--- Start of Records for this exercise ---
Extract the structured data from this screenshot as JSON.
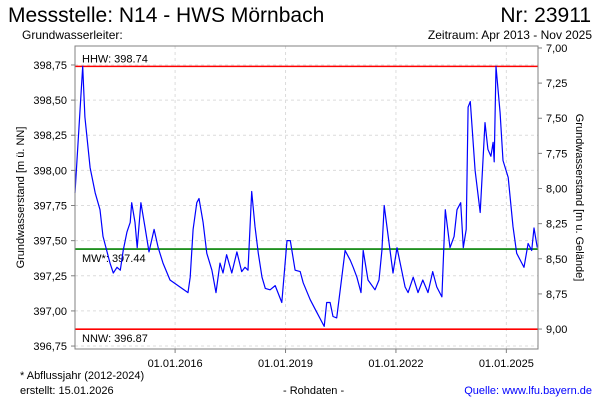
{
  "header": {
    "title": "Messstelle: N14 - HWS Mörnbach",
    "number": "Nr: 23911",
    "aquifer": "Grundwasserleiter:",
    "period": "Zeitraum: Apr 2013 - Nov 2025"
  },
  "footer": {
    "note": "* Abflussjahr (2012-2024)",
    "created": "erstellt:  15.01.2026",
    "datatype": "- Rohdaten -",
    "source": "Quelle: www.lfu.bayern.de",
    "source_color": "#0000ff"
  },
  "chart_data": {
    "type": "line",
    "title": "Messstelle: N14 - HWS Mörnbach",
    "ylabel": "Grundwasserstand [m ü. NN]",
    "y2label": "Grundwasserstand [m u. Gelände]",
    "xlim": [
      2013.28,
      2025.86
    ],
    "ylim": [
      396.729,
      398.885
    ],
    "ground_level": 405.871,
    "grid": true,
    "xticks": [
      {
        "value": 2016,
        "label": "01.01.2016"
      },
      {
        "value": 2019,
        "label": "01.01.2019"
      },
      {
        "value": 2022,
        "label": "01.01.2022"
      },
      {
        "value": 2025,
        "label": "01.01.2025"
      }
    ],
    "yticks": [
      {
        "value": 398.75,
        "label": "398,75"
      },
      {
        "value": 398.5,
        "label": "398,50"
      },
      {
        "value": 398.25,
        "label": "398,25"
      },
      {
        "value": 398.0,
        "label": "398,00"
      },
      {
        "value": 397.75,
        "label": "397,75"
      },
      {
        "value": 397.5,
        "label": "397,50"
      },
      {
        "value": 397.25,
        "label": "397,25"
      },
      {
        "value": 397.0,
        "label": "397,00"
      },
      {
        "value": 396.75,
        "label": "396,75"
      }
    ],
    "y2ticks": [
      {
        "value": 7.0,
        "label": "7,00"
      },
      {
        "value": 7.25,
        "label": "7,25"
      },
      {
        "value": 7.5,
        "label": "7,50"
      },
      {
        "value": 7.75,
        "label": "7,75"
      },
      {
        "value": 8.0,
        "label": "8,00"
      },
      {
        "value": 8.25,
        "label": "8,25"
      },
      {
        "value": 8.5,
        "label": "8,50"
      },
      {
        "value": 8.75,
        "label": "8,75"
      },
      {
        "value": 9.0,
        "label": "9,00"
      }
    ],
    "reference_lines": [
      {
        "name": "HHW",
        "value": 398.74,
        "label": "HHW: 398.74",
        "color": "#ff0000",
        "label_pos": "above"
      },
      {
        "name": "MW",
        "value": 397.44,
        "label": "MW*: 397.44",
        "color": "#008000",
        "label_pos": "below"
      },
      {
        "name": "NNW",
        "value": 396.87,
        "label": "NNW: 396.87",
        "color": "#ff0000",
        "label_pos": "below"
      }
    ],
    "series": [
      {
        "name": "Grundwasserstand",
        "color": "#0000ff",
        "points": [
          [
            2013.28,
            397.84
          ],
          [
            2013.49,
            398.74
          ],
          [
            2013.55,
            398.38
          ],
          [
            2013.69,
            398.02
          ],
          [
            2013.83,
            397.84
          ],
          [
            2013.96,
            397.72
          ],
          [
            2014.04,
            397.53
          ],
          [
            2014.14,
            397.43
          ],
          [
            2014.23,
            397.34
          ],
          [
            2014.32,
            397.27
          ],
          [
            2014.42,
            397.31
          ],
          [
            2014.51,
            397.29
          ],
          [
            2014.59,
            397.43
          ],
          [
            2014.69,
            397.56
          ],
          [
            2014.78,
            397.63
          ],
          [
            2014.82,
            397.77
          ],
          [
            2014.91,
            397.63
          ],
          [
            2014.97,
            397.45
          ],
          [
            2015.07,
            397.77
          ],
          [
            2015.18,
            397.6
          ],
          [
            2015.29,
            397.42
          ],
          [
            2015.43,
            397.58
          ],
          [
            2015.54,
            397.45
          ],
          [
            2015.67,
            397.34
          ],
          [
            2015.86,
            397.22
          ],
          [
            2016.35,
            397.13
          ],
          [
            2016.41,
            397.24
          ],
          [
            2016.49,
            397.58
          ],
          [
            2016.59,
            397.77
          ],
          [
            2016.65,
            397.8
          ],
          [
            2016.76,
            397.63
          ],
          [
            2016.86,
            397.41
          ],
          [
            2017.0,
            397.29
          ],
          [
            2017.11,
            397.13
          ],
          [
            2017.22,
            397.34
          ],
          [
            2017.3,
            397.27
          ],
          [
            2017.4,
            397.4
          ],
          [
            2017.54,
            397.27
          ],
          [
            2017.68,
            397.42
          ],
          [
            2017.81,
            397.28
          ],
          [
            2017.9,
            397.31
          ],
          [
            2017.98,
            397.29
          ],
          [
            2018.08,
            397.85
          ],
          [
            2018.17,
            397.6
          ],
          [
            2018.26,
            397.41
          ],
          [
            2018.36,
            397.24
          ],
          [
            2018.45,
            397.16
          ],
          [
            2018.58,
            397.15
          ],
          [
            2018.72,
            397.18
          ],
          [
            2018.9,
            397.06
          ],
          [
            2019.04,
            397.5
          ],
          [
            2019.13,
            397.5
          ],
          [
            2019.26,
            397.29
          ],
          [
            2019.4,
            397.28
          ],
          [
            2019.48,
            397.2
          ],
          [
            2019.67,
            397.08
          ],
          [
            2019.85,
            396.99
          ],
          [
            2020.05,
            396.89
          ],
          [
            2020.12,
            397.06
          ],
          [
            2020.21,
            397.06
          ],
          [
            2020.29,
            396.96
          ],
          [
            2020.39,
            396.95
          ],
          [
            2020.53,
            397.24
          ],
          [
            2020.62,
            397.43
          ],
          [
            2020.76,
            397.36
          ],
          [
            2020.84,
            397.31
          ],
          [
            2020.94,
            397.24
          ],
          [
            2021.05,
            397.13
          ],
          [
            2021.11,
            397.43
          ],
          [
            2021.24,
            397.22
          ],
          [
            2021.43,
            397.15
          ],
          [
            2021.54,
            397.22
          ],
          [
            2021.62,
            397.43
          ],
          [
            2021.68,
            397.75
          ],
          [
            2021.79,
            397.53
          ],
          [
            2021.92,
            397.27
          ],
          [
            2022.03,
            397.45
          ],
          [
            2022.25,
            397.17
          ],
          [
            2022.33,
            397.13
          ],
          [
            2022.47,
            397.24
          ],
          [
            2022.6,
            397.13
          ],
          [
            2022.73,
            397.22
          ],
          [
            2022.87,
            397.13
          ],
          [
            2023.0,
            397.28
          ],
          [
            2023.11,
            397.17
          ],
          [
            2023.25,
            397.1
          ],
          [
            2023.34,
            397.72
          ],
          [
            2023.47,
            397.45
          ],
          [
            2023.58,
            397.53
          ],
          [
            2023.66,
            397.72
          ],
          [
            2023.76,
            397.77
          ],
          [
            2023.83,
            397.45
          ],
          [
            2023.91,
            397.58
          ],
          [
            2023.96,
            398.45
          ],
          [
            2024.02,
            398.49
          ],
          [
            2024.15,
            398.0
          ],
          [
            2024.29,
            397.7
          ],
          [
            2024.42,
            398.34
          ],
          [
            2024.5,
            398.15
          ],
          [
            2024.58,
            398.1
          ],
          [
            2024.64,
            398.2
          ],
          [
            2024.67,
            398.06
          ],
          [
            2024.72,
            398.74
          ],
          [
            2024.83,
            398.41
          ],
          [
            2024.91,
            398.07
          ],
          [
            2025.05,
            397.95
          ],
          [
            2025.18,
            397.6
          ],
          [
            2025.28,
            397.41
          ],
          [
            2025.42,
            397.34
          ],
          [
            2025.48,
            397.31
          ],
          [
            2025.59,
            397.48
          ],
          [
            2025.69,
            397.43
          ],
          [
            2025.75,
            397.59
          ],
          [
            2025.84,
            397.45
          ]
        ]
      }
    ]
  }
}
--- End of Records for this exercise ---
Description of the task: Transcribe every entry word for word, but skip the pictures.

Result for this task:
Extract the structured data from this screenshot as JSON.
{
  "header": {
    "title": "Messstelle: N14 - HWS Mörnbach",
    "number": "Nr: 23911",
    "aquifer": "Grundwasserleiter:",
    "period": "Zeitraum: Apr 2013 - Nov 2025"
  },
  "footer": {
    "note": "* Abflussjahr (2012-2024)",
    "created": "erstellt:  15.01.2026",
    "datatype": "- Rohdaten -",
    "source": "Quelle: www.lfu.bayern.de",
    "source_color": "#0000ff"
  },
  "chart_data": {
    "type": "line",
    "title": "Messstelle: N14 - HWS Mörnbach",
    "ylabel": "Grundwasserstand [m ü. NN]",
    "y2label": "Grundwasserstand [m u. Gelände]",
    "xlim": [
      2013.28,
      2025.86
    ],
    "ylim": [
      396.729,
      398.885
    ],
    "ground_level": 405.871,
    "grid": true,
    "xticks": [
      {
        "value": 2016,
        "label": "01.01.2016"
      },
      {
        "value": 2019,
        "label": "01.01.2019"
      },
      {
        "value": 2022,
        "label": "01.01.2022"
      },
      {
        "value": 2025,
        "label": "01.01.2025"
      }
    ],
    "yticks": [
      {
        "value": 398.75,
        "label": "398,75"
      },
      {
        "value": 398.5,
        "label": "398,50"
      },
      {
        "value": 398.25,
        "label": "398,25"
      },
      {
        "value": 398.0,
        "label": "398,00"
      },
      {
        "value": 397.75,
        "label": "397,75"
      },
      {
        "value": 397.5,
        "label": "397,50"
      },
      {
        "value": 397.25,
        "label": "397,25"
      },
      {
        "value": 397.0,
        "label": "397,00"
      },
      {
        "value": 396.75,
        "label": "396,75"
      }
    ],
    "y2ticks": [
      {
        "value": 7.0,
        "label": "7,00"
      },
      {
        "value": 7.25,
        "label": "7,25"
      },
      {
        "value": 7.5,
        "label": "7,50"
      },
      {
        "value": 7.75,
        "label": "7,75"
      },
      {
        "value": 8.0,
        "label": "8,00"
      },
      {
        "value": 8.25,
        "label": "8,25"
      },
      {
        "value": 8.5,
        "label": "8,50"
      },
      {
        "value": 8.75,
        "label": "8,75"
      },
      {
        "value": 9.0,
        "label": "9,00"
      }
    ],
    "reference_lines": [
      {
        "name": "HHW",
        "value": 398.74,
        "label": "HHW: 398.74",
        "color": "#ff0000",
        "label_pos": "above"
      },
      {
        "name": "MW",
        "value": 397.44,
        "label": "MW*: 397.44",
        "color": "#008000",
        "label_pos": "below"
      },
      {
        "name": "NNW",
        "value": 396.87,
        "label": "NNW: 396.87",
        "color": "#ff0000",
        "label_pos": "below"
      }
    ],
    "series": [
      {
        "name": "Grundwasserstand",
        "color": "#0000ff",
        "points": [
          [
            2013.28,
            397.84
          ],
          [
            2013.49,
            398.74
          ],
          [
            2013.55,
            398.38
          ],
          [
            2013.69,
            398.02
          ],
          [
            2013.83,
            397.84
          ],
          [
            2013.96,
            397.72
          ],
          [
            2014.04,
            397.53
          ],
          [
            2014.14,
            397.43
          ],
          [
            2014.23,
            397.34
          ],
          [
            2014.32,
            397.27
          ],
          [
            2014.42,
            397.31
          ],
          [
            2014.51,
            397.29
          ],
          [
            2014.59,
            397.43
          ],
          [
            2014.69,
            397.56
          ],
          [
            2014.78,
            397.63
          ],
          [
            2014.82,
            397.77
          ],
          [
            2014.91,
            397.63
          ],
          [
            2014.97,
            397.45
          ],
          [
            2015.07,
            397.77
          ],
          [
            2015.18,
            397.6
          ],
          [
            2015.29,
            397.42
          ],
          [
            2015.43,
            397.58
          ],
          [
            2015.54,
            397.45
          ],
          [
            2015.67,
            397.34
          ],
          [
            2015.86,
            397.22
          ],
          [
            2016.35,
            397.13
          ],
          [
            2016.41,
            397.24
          ],
          [
            2016.49,
            397.58
          ],
          [
            2016.59,
            397.77
          ],
          [
            2016.65,
            397.8
          ],
          [
            2016.76,
            397.63
          ],
          [
            2016.86,
            397.41
          ],
          [
            2017.0,
            397.29
          ],
          [
            2017.11,
            397.13
          ],
          [
            2017.22,
            397.34
          ],
          [
            2017.3,
            397.27
          ],
          [
            2017.4,
            397.4
          ],
          [
            2017.54,
            397.27
          ],
          [
            2017.68,
            397.42
          ],
          [
            2017.81,
            397.28
          ],
          [
            2017.9,
            397.31
          ],
          [
            2017.98,
            397.29
          ],
          [
            2018.08,
            397.85
          ],
          [
            2018.17,
            397.6
          ],
          [
            2018.26,
            397.41
          ],
          [
            2018.36,
            397.24
          ],
          [
            2018.45,
            397.16
          ],
          [
            2018.58,
            397.15
          ],
          [
            2018.72,
            397.18
          ],
          [
            2018.9,
            397.06
          ],
          [
            2019.04,
            397.5
          ],
          [
            2019.13,
            397.5
          ],
          [
            2019.26,
            397.29
          ],
          [
            2019.4,
            397.28
          ],
          [
            2019.48,
            397.2
          ],
          [
            2019.67,
            397.08
          ],
          [
            2019.85,
            396.99
          ],
          [
            2020.05,
            396.89
          ],
          [
            2020.12,
            397.06
          ],
          [
            2020.21,
            397.06
          ],
          [
            2020.29,
            396.96
          ],
          [
            2020.39,
            396.95
          ],
          [
            2020.53,
            397.24
          ],
          [
            2020.62,
            397.43
          ],
          [
            2020.76,
            397.36
          ],
          [
            2020.84,
            397.31
          ],
          [
            2020.94,
            397.24
          ],
          [
            2021.05,
            397.13
          ],
          [
            2021.11,
            397.43
          ],
          [
            2021.24,
            397.22
          ],
          [
            2021.43,
            397.15
          ],
          [
            2021.54,
            397.22
          ],
          [
            2021.62,
            397.43
          ],
          [
            2021.68,
            397.75
          ],
          [
            2021.79,
            397.53
          ],
          [
            2021.92,
            397.27
          ],
          [
            2022.03,
            397.45
          ],
          [
            2022.25,
            397.17
          ],
          [
            2022.33,
            397.13
          ],
          [
            2022.47,
            397.24
          ],
          [
            2022.6,
            397.13
          ],
          [
            2022.73,
            397.22
          ],
          [
            2022.87,
            397.13
          ],
          [
            2023.0,
            397.28
          ],
          [
            2023.11,
            397.17
          ],
          [
            2023.25,
            397.1
          ],
          [
            2023.34,
            397.72
          ],
          [
            2023.47,
            397.45
          ],
          [
            2023.58,
            397.53
          ],
          [
            2023.66,
            397.72
          ],
          [
            2023.76,
            397.77
          ],
          [
            2023.83,
            397.45
          ],
          [
            2023.91,
            397.58
          ],
          [
            2023.96,
            398.45
          ],
          [
            2024.02,
            398.49
          ],
          [
            2024.15,
            398.0
          ],
          [
            2024.29,
            397.7
          ],
          [
            2024.42,
            398.34
          ],
          [
            2024.5,
            398.15
          ],
          [
            2024.58,
            398.1
          ],
          [
            2024.64,
            398.2
          ],
          [
            2024.67,
            398.06
          ],
          [
            2024.72,
            398.74
          ],
          [
            2024.83,
            398.41
          ],
          [
            2024.91,
            398.07
          ],
          [
            2025.05,
            397.95
          ],
          [
            2025.18,
            397.6
          ],
          [
            2025.28,
            397.41
          ],
          [
            2025.42,
            397.34
          ],
          [
            2025.48,
            397.31
          ],
          [
            2025.59,
            397.48
          ],
          [
            2025.69,
            397.43
          ],
          [
            2025.75,
            397.59
          ],
          [
            2025.84,
            397.45
          ]
        ]
      }
    ]
  }
}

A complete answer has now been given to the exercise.